- Required task -
Count every line below that contains "content", then state the total with no other output.

- Listing -
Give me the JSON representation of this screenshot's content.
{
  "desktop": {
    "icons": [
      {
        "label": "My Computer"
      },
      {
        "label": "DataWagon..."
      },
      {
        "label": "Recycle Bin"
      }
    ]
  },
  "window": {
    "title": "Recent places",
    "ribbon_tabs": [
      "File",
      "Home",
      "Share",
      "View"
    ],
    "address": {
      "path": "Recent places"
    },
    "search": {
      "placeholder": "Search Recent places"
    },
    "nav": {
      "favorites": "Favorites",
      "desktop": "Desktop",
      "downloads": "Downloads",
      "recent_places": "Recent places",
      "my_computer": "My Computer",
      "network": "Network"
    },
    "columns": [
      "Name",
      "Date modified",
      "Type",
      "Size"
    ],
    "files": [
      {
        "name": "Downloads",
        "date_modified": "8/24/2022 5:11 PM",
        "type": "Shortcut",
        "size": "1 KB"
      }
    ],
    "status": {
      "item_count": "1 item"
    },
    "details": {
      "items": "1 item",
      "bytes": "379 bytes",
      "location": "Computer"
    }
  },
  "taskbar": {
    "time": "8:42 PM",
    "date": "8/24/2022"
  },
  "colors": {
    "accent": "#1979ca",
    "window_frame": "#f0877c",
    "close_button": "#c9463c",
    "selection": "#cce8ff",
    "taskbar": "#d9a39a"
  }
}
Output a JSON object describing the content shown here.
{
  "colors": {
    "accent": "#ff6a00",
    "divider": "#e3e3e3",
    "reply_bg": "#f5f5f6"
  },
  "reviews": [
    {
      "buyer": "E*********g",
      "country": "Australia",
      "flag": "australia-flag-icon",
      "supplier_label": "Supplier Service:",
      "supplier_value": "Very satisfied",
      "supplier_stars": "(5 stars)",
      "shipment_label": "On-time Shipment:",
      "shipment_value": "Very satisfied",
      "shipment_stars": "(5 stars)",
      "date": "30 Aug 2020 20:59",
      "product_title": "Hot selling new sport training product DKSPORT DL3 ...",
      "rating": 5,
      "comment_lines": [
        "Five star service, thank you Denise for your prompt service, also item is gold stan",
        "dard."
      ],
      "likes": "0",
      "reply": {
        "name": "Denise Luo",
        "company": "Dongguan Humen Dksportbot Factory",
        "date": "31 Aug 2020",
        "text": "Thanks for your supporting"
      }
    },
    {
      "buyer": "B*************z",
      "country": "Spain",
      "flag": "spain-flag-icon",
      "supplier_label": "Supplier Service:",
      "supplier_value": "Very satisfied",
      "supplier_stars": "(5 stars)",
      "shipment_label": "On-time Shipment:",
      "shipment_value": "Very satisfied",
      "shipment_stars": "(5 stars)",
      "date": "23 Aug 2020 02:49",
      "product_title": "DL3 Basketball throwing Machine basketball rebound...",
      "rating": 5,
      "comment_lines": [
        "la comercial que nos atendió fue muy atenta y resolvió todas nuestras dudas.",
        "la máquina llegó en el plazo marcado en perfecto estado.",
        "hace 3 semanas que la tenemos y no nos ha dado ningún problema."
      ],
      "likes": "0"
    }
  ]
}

- Solved problem -
2